__Problem__.
Skip the images and copy each record exactly as written.

__Data rows__.
---+---
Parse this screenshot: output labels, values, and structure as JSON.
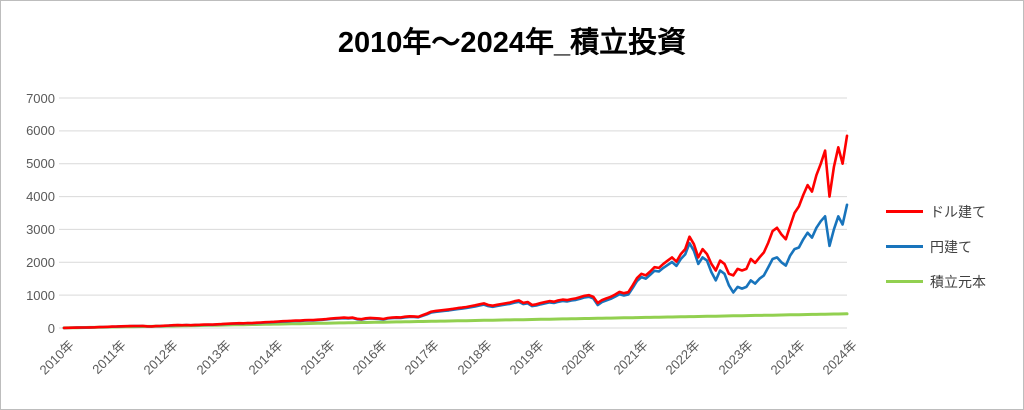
{
  "chart_data": {
    "type": "line",
    "title": "2010年～2024年_積立投資",
    "xlabel": "",
    "ylabel": "",
    "ylim": [
      0,
      7000
    ],
    "y_ticks": [
      0,
      1000,
      2000,
      3000,
      4000,
      5000,
      6000,
      7000
    ],
    "x_tick_labels": [
      "2010年",
      "2011年",
      "2012年",
      "2013年",
      "2014年",
      "2015年",
      "2016年",
      "2017年",
      "2018年",
      "2019年",
      "2020年",
      "2021年",
      "2022年",
      "2023年",
      "2024年",
      "2024年"
    ],
    "x_unit": "monthly samples, Jan 2010 - Dec 2024",
    "grid": "horizontal",
    "grid_color": "#d9d9d9",
    "legend_position": "right",
    "axis_label_color": "#595959",
    "series": [
      {
        "name": "ドル建て",
        "color": "#ff0000",
        "values": [
          2,
          5,
          9,
          13,
          16,
          14,
          17,
          21,
          26,
          31,
          36,
          42,
          47,
          52,
          55,
          59,
          62,
          60,
          63,
          52,
          48,
          57,
          62,
          70,
          77,
          84,
          89,
          86,
          91,
          85,
          93,
          98,
          103,
          106,
          102,
          112,
          120,
          127,
          133,
          139,
          146,
          142,
          153,
          149,
          160,
          167,
          176,
          184,
          190,
          199,
          206,
          212,
          220,
          228,
          224,
          236,
          243,
          239,
          252,
          262,
          272,
          288,
          298,
          306,
          315,
          308,
          318,
          280,
          268,
          296,
          308,
          298,
          292,
          274,
          304,
          318,
          326,
          322,
          344,
          356,
          352,
          342,
          392,
          440,
          500,
          520,
          535,
          550,
          565,
          585,
          605,
          620,
          640,
          665,
          690,
          720,
          750,
          700,
          680,
          705,
          730,
          752,
          775,
          815,
          840,
          765,
          790,
          700,
          720,
          760,
          790,
          820,
          800,
          840,
          865,
          850,
          880,
          900,
          940,
          980,
          1000,
          950,
          760,
          850,
          900,
          950,
          1020,
          1100,
          1060,
          1090,
          1300,
          1520,
          1650,
          1600,
          1720,
          1850,
          1830,
          1950,
          2050,
          2150,
          2020,
          2250,
          2400,
          2780,
          2550,
          2150,
          2400,
          2250,
          1950,
          1750,
          2050,
          1950,
          1650,
          1600,
          1800,
          1750,
          1800,
          2100,
          1980,
          2150,
          2300,
          2600,
          2950,
          3050,
          2850,
          2700,
          3100,
          3500,
          3700,
          4050,
          4350,
          4150,
          4650,
          5000,
          5400,
          4000,
          4900,
          5500,
          5000,
          5850
        ]
      },
      {
        "name": "円建て",
        "color": "#1874bc",
        "values": [
          2,
          5,
          8,
          12,
          15,
          13,
          16,
          20,
          24,
          29,
          34,
          40,
          44,
          49,
          52,
          56,
          59,
          57,
          60,
          49,
          45,
          54,
          59,
          66,
          73,
          80,
          85,
          82,
          87,
          81,
          89,
          94,
          98,
          101,
          97,
          107,
          114,
          121,
          127,
          133,
          139,
          135,
          146,
          142,
          152,
          159,
          167,
          175,
          181,
          190,
          196,
          202,
          210,
          217,
          213,
          225,
          231,
          227,
          240,
          249,
          259,
          274,
          283,
          291,
          299,
          293,
          302,
          266,
          255,
          281,
          293,
          283,
          277,
          260,
          289,
          302,
          310,
          306,
          327,
          338,
          334,
          325,
          372,
          418,
          475,
          494,
          508,
          522,
          537,
          556,
          575,
          589,
          608,
          632,
          655,
          684,
          712,
          665,
          646,
          670,
          694,
          714,
          736,
          774,
          798,
          727,
          750,
          665,
          684,
          722,
          750,
          779,
          760,
          798,
          822,
          808,
          836,
          855,
          893,
          931,
          950,
          900,
          700,
          790,
          840,
          890,
          955,
          1030,
          990,
          1020,
          1220,
          1430,
          1550,
          1500,
          1620,
          1740,
          1720,
          1830,
          1920,
          2010,
          1890,
          2100,
          2240,
          2580,
          2350,
          1950,
          2150,
          2050,
          1700,
          1450,
          1750,
          1650,
          1300,
          1080,
          1250,
          1200,
          1250,
          1450,
          1350,
          1500,
          1600,
          1850,
          2100,
          2150,
          2000,
          1900,
          2200,
          2400,
          2450,
          2700,
          2900,
          2750,
          3050,
          3250,
          3400,
          2500,
          3000,
          3400,
          3150,
          3750
        ]
      },
      {
        "name": "積立元本",
        "color": "#92d050",
        "values": [
          2,
          5,
          7,
          10,
          12,
          14,
          17,
          19,
          22,
          24,
          26,
          29,
          31,
          34,
          36,
          38,
          41,
          43,
          46,
          48,
          50,
          53,
          55,
          58,
          60,
          62,
          65,
          67,
          70,
          72,
          74,
          77,
          79,
          82,
          84,
          86,
          89,
          91,
          94,
          96,
          98,
          101,
          103,
          106,
          108,
          110,
          113,
          115,
          118,
          120,
          122,
          125,
          127,
          130,
          132,
          134,
          137,
          139,
          142,
          144,
          146,
          149,
          151,
          154,
          156,
          158,
          161,
          163,
          166,
          168,
          170,
          173,
          175,
          178,
          180,
          182,
          185,
          187,
          190,
          192,
          194,
          197,
          199,
          202,
          204,
          206,
          209,
          211,
          214,
          216,
          218,
          221,
          223,
          226,
          228,
          230,
          233,
          235,
          238,
          240,
          242,
          245,
          247,
          250,
          252,
          254,
          257,
          259,
          262,
          264,
          266,
          269,
          271,
          274,
          276,
          278,
          281,
          283,
          286,
          288,
          290,
          293,
          295,
          298,
          300,
          302,
          305,
          307,
          310,
          312,
          314,
          317,
          319,
          322,
          324,
          326,
          329,
          331,
          334,
          336,
          338,
          341,
          343,
          346,
          348,
          350,
          353,
          355,
          358,
          360,
          362,
          365,
          367,
          370,
          372,
          374,
          377,
          379,
          382,
          384,
          386,
          389,
          391,
          394,
          396,
          398,
          401,
          403,
          406,
          408,
          410,
          413,
          415,
          418,
          420,
          422,
          425,
          427,
          430,
          432
        ]
      }
    ]
  }
}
---+---
__Solution for this problem__.
Parse this screenshot: output labels, values, and structure as JSON.
{
  "chart_data": {
    "type": "line",
    "title": "2010年～2024年_積立投資",
    "xlabel": "",
    "ylabel": "",
    "ylim": [
      0,
      7000
    ],
    "y_ticks": [
      0,
      1000,
      2000,
      3000,
      4000,
      5000,
      6000,
      7000
    ],
    "x_tick_labels": [
      "2010年",
      "2011年",
      "2012年",
      "2013年",
      "2014年",
      "2015年",
      "2016年",
      "2017年",
      "2018年",
      "2019年",
      "2020年",
      "2021年",
      "2022年",
      "2023年",
      "2024年",
      "2024年"
    ],
    "x_unit": "monthly samples, Jan 2010 - Dec 2024",
    "grid": "horizontal",
    "grid_color": "#d9d9d9",
    "legend_position": "right",
    "axis_label_color": "#595959",
    "series": [
      {
        "name": "ドル建て",
        "color": "#ff0000",
        "values": [
          2,
          5,
          9,
          13,
          16,
          14,
          17,
          21,
          26,
          31,
          36,
          42,
          47,
          52,
          55,
          59,
          62,
          60,
          63,
          52,
          48,
          57,
          62,
          70,
          77,
          84,
          89,
          86,
          91,
          85,
          93,
          98,
          103,
          106,
          102,
          112,
          120,
          127,
          133,
          139,
          146,
          142,
          153,
          149,
          160,
          167,
          176,
          184,
          190,
          199,
          206,
          212,
          220,
          228,
          224,
          236,
          243,
          239,
          252,
          262,
          272,
          288,
          298,
          306,
          315,
          308,
          318,
          280,
          268,
          296,
          308,
          298,
          292,
          274,
          304,
          318,
          326,
          322,
          344,
          356,
          352,
          342,
          392,
          440,
          500,
          520,
          535,
          550,
          565,
          585,
          605,
          620,
          640,
          665,
          690,
          720,
          750,
          700,
          680,
          705,
          730,
          752,
          775,
          815,
          840,
          765,
          790,
          700,
          720,
          760,
          790,
          820,
          800,
          840,
          865,
          850,
          880,
          900,
          940,
          980,
          1000,
          950,
          760,
          850,
          900,
          950,
          1020,
          1100,
          1060,
          1090,
          1300,
          1520,
          1650,
          1600,
          1720,
          1850,
          1830,
          1950,
          2050,
          2150,
          2020,
          2250,
          2400,
          2780,
          2550,
          2150,
          2400,
          2250,
          1950,
          1750,
          2050,
          1950,
          1650,
          1600,
          1800,
          1750,
          1800,
          2100,
          1980,
          2150,
          2300,
          2600,
          2950,
          3050,
          2850,
          2700,
          3100,
          3500,
          3700,
          4050,
          4350,
          4150,
          4650,
          5000,
          5400,
          4000,
          4900,
          5500,
          5000,
          5850
        ]
      },
      {
        "name": "円建て",
        "color": "#1874bc",
        "values": [
          2,
          5,
          8,
          12,
          15,
          13,
          16,
          20,
          24,
          29,
          34,
          40,
          44,
          49,
          52,
          56,
          59,
          57,
          60,
          49,
          45,
          54,
          59,
          66,
          73,
          80,
          85,
          82,
          87,
          81,
          89,
          94,
          98,
          101,
          97,
          107,
          114,
          121,
          127,
          133,
          139,
          135,
          146,
          142,
          152,
          159,
          167,
          175,
          181,
          190,
          196,
          202,
          210,
          217,
          213,
          225,
          231,
          227,
          240,
          249,
          259,
          274,
          283,
          291,
          299,
          293,
          302,
          266,
          255,
          281,
          293,
          283,
          277,
          260,
          289,
          302,
          310,
          306,
          327,
          338,
          334,
          325,
          372,
          418,
          475,
          494,
          508,
          522,
          537,
          556,
          575,
          589,
          608,
          632,
          655,
          684,
          712,
          665,
          646,
          670,
          694,
          714,
          736,
          774,
          798,
          727,
          750,
          665,
          684,
          722,
          750,
          779,
          760,
          798,
          822,
          808,
          836,
          855,
          893,
          931,
          950,
          900,
          700,
          790,
          840,
          890,
          955,
          1030,
          990,
          1020,
          1220,
          1430,
          1550,
          1500,
          1620,
          1740,
          1720,
          1830,
          1920,
          2010,
          1890,
          2100,
          2240,
          2580,
          2350,
          1950,
          2150,
          2050,
          1700,
          1450,
          1750,
          1650,
          1300,
          1080,
          1250,
          1200,
          1250,
          1450,
          1350,
          1500,
          1600,
          1850,
          2100,
          2150,
          2000,
          1900,
          2200,
          2400,
          2450,
          2700,
          2900,
          2750,
          3050,
          3250,
          3400,
          2500,
          3000,
          3400,
          3150,
          3750
        ]
      },
      {
        "name": "積立元本",
        "color": "#92d050",
        "values": [
          2,
          5,
          7,
          10,
          12,
          14,
          17,
          19,
          22,
          24,
          26,
          29,
          31,
          34,
          36,
          38,
          41,
          43,
          46,
          48,
          50,
          53,
          55,
          58,
          60,
          62,
          65,
          67,
          70,
          72,
          74,
          77,
          79,
          82,
          84,
          86,
          89,
          91,
          94,
          96,
          98,
          101,
          103,
          106,
          108,
          110,
          113,
          115,
          118,
          120,
          122,
          125,
          127,
          130,
          132,
          134,
          137,
          139,
          142,
          144,
          146,
          149,
          151,
          154,
          156,
          158,
          161,
          163,
          166,
          168,
          170,
          173,
          175,
          178,
          180,
          182,
          185,
          187,
          190,
          192,
          194,
          197,
          199,
          202,
          204,
          206,
          209,
          211,
          214,
          216,
          218,
          221,
          223,
          226,
          228,
          230,
          233,
          235,
          238,
          240,
          242,
          245,
          247,
          250,
          252,
          254,
          257,
          259,
          262,
          264,
          266,
          269,
          271,
          274,
          276,
          278,
          281,
          283,
          286,
          288,
          290,
          293,
          295,
          298,
          300,
          302,
          305,
          307,
          310,
          312,
          314,
          317,
          319,
          322,
          324,
          326,
          329,
          331,
          334,
          336,
          338,
          341,
          343,
          346,
          348,
          350,
          353,
          355,
          358,
          360,
          362,
          365,
          367,
          370,
          372,
          374,
          377,
          379,
          382,
          384,
          386,
          389,
          391,
          394,
          396,
          398,
          401,
          403,
          406,
          408,
          410,
          413,
          415,
          418,
          420,
          422,
          425,
          427,
          430,
          432
        ]
      }
    ]
  }
}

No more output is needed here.